● **Given instruction**
Look for the line with "Read out every word on this page." in the entries below, then extract that line and all lines after it exactly, with pictures left out.

● **Given data**
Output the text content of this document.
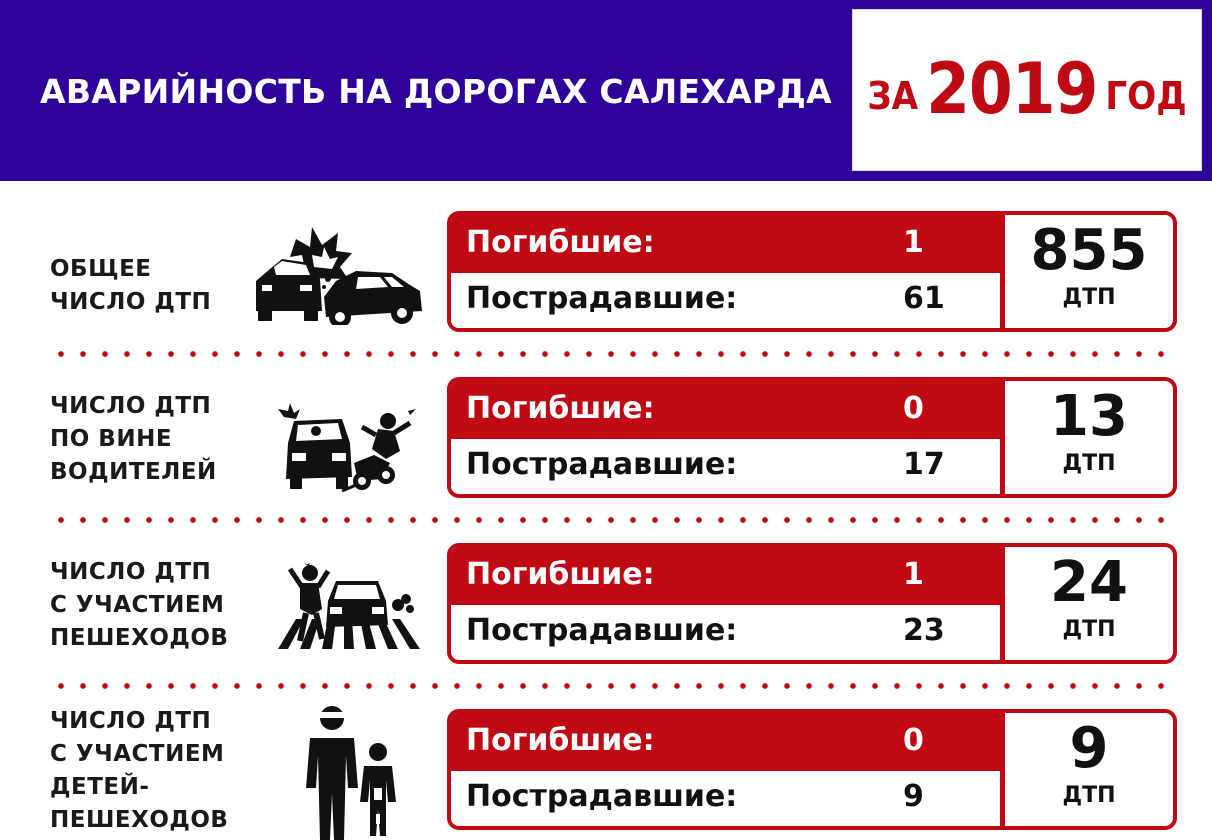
АВАРИЙНОСТЬ НА ДОРОГАХ САЛЕХАРДА ЗА 2019 ГОД
ОБЩЕЕ
ЧИСЛО ДТП
Погибшие:	1
Пострадавшие:	61
855
ДТП
ЧИСЛО ДТП
ПО ВИНЕ
ВОДИТЕЛЕЙ
Погибшие:	0
Пострадавшие:	17
13
ДТП
ЧИСЛО ДТП
С УЧАСТИЕМ
ПЕШЕХОДОВ
Погибшие:	1
Пострадавшие:	23
24
ДТП
ЧИСЛО ДТП
С УЧАСТИЕМ
ДЕТЕЙ-
ПЕШЕХОДОВ
Погибшие:	0
Пострадавшие:	9
9
ДТП
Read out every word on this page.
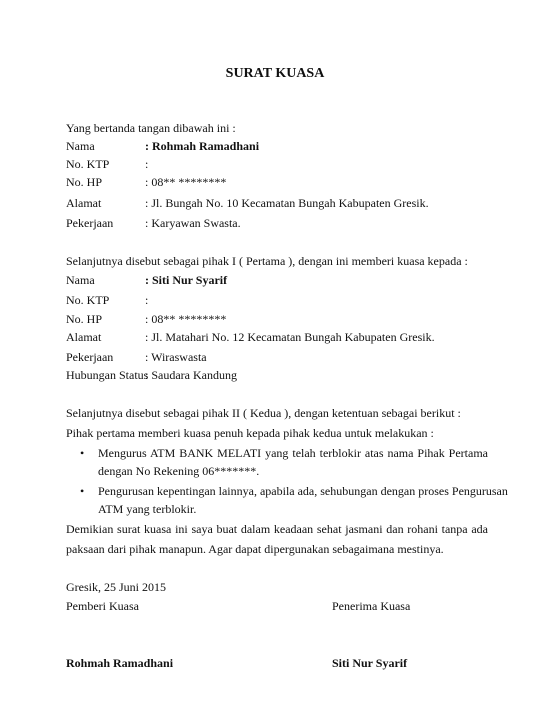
SURAT KUASA
Yang bertanda tangan dibawah ini :
Nama	: Rohmah Ramadhani
No. KTP	:
No. HP	: 08** ********
Alamat	: Jl. Bungah No. 10 Kecamatan Bungah Kabupaten Gresik.
Pekerjaan	: Karyawan Swasta.
Selanjutnya disebut sebagai pihak I ( Pertama ), dengan ini memberi kuasa kepada :
Nama	: Siti Nur Syarif
No. KTP	:
No. HP	: 08** ********
Alamat	: Jl. Matahari No. 12 Kecamatan Bungah Kabupaten Gresik.
Pekerjaan	: Wiraswasta
Hubungan Status
: Saudara Kandung
Selanjutnya disebut sebagai pihak II ( Kedua ), dengan ketentuan sebagai berikut :
Pihak pertama memberi kuasa penuh kepada pihak kedua untuk melakukan :
• Mengurus ATM BANK MELATI yang telah terblokir atas nama Pihak Pertama
dengan No Rekening 06*******.
• Pengurusan kepentingan lainnya, apabila ada, sehubungan dengan proses Pengurusan
ATM yang terblokir.
Demikian surat kuasa ini saya buat dalam keadaan sehat jasmani dan rohani tanpa ada
paksaan dari pihak manapun. Agar dapat dipergunakan sebagaimana mestinya.
Gresik, 25 Juni 2015
Pemberi Kuasa	Penerima Kuasa
Rohmah Ramadhani	Siti Nur Syarif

● **Complete response**
Read out every word on this page.
SURAT KUASA
Yang bertanda tangan dibawah ini :
Nama	: Rohmah Ramadhani
No. KTP	:
No. HP	: 08** ********
Alamat	: Jl. Bungah No. 10 Kecamatan Bungah Kabupaten Gresik.
Pekerjaan	: Karyawan Swasta.
Selanjutnya disebut sebagai pihak I ( Pertama ), dengan ini memberi kuasa kepada :
Nama	: Siti Nur Syarif
No. KTP	:
No. HP	: 08** ********
Alamat	: Jl. Matahari No. 12 Kecamatan Bungah Kabupaten Gresik.
Pekerjaan	: Wiraswasta
Hubungan Status
: Saudara Kandung
Selanjutnya disebut sebagai pihak II ( Kedua ), dengan ketentuan sebagai berikut :
Pihak pertama memberi kuasa penuh kepada pihak kedua untuk melakukan :
• Mengurus ATM BANK MELATI yang telah terblokir atas nama Pihak Pertama
dengan No Rekening 06*******.
• Pengurusan kepentingan lainnya, apabila ada, sehubungan dengan proses Pengurusan
ATM yang terblokir.
Demikian surat kuasa ini saya buat dalam keadaan sehat jasmani dan rohani tanpa ada
paksaan dari pihak manapun. Agar dapat dipergunakan sebagaimana mestinya.
Gresik, 25 Juni 2015
Pemberi Kuasa	Penerima Kuasa
Rohmah Ramadhani	Siti Nur Syarif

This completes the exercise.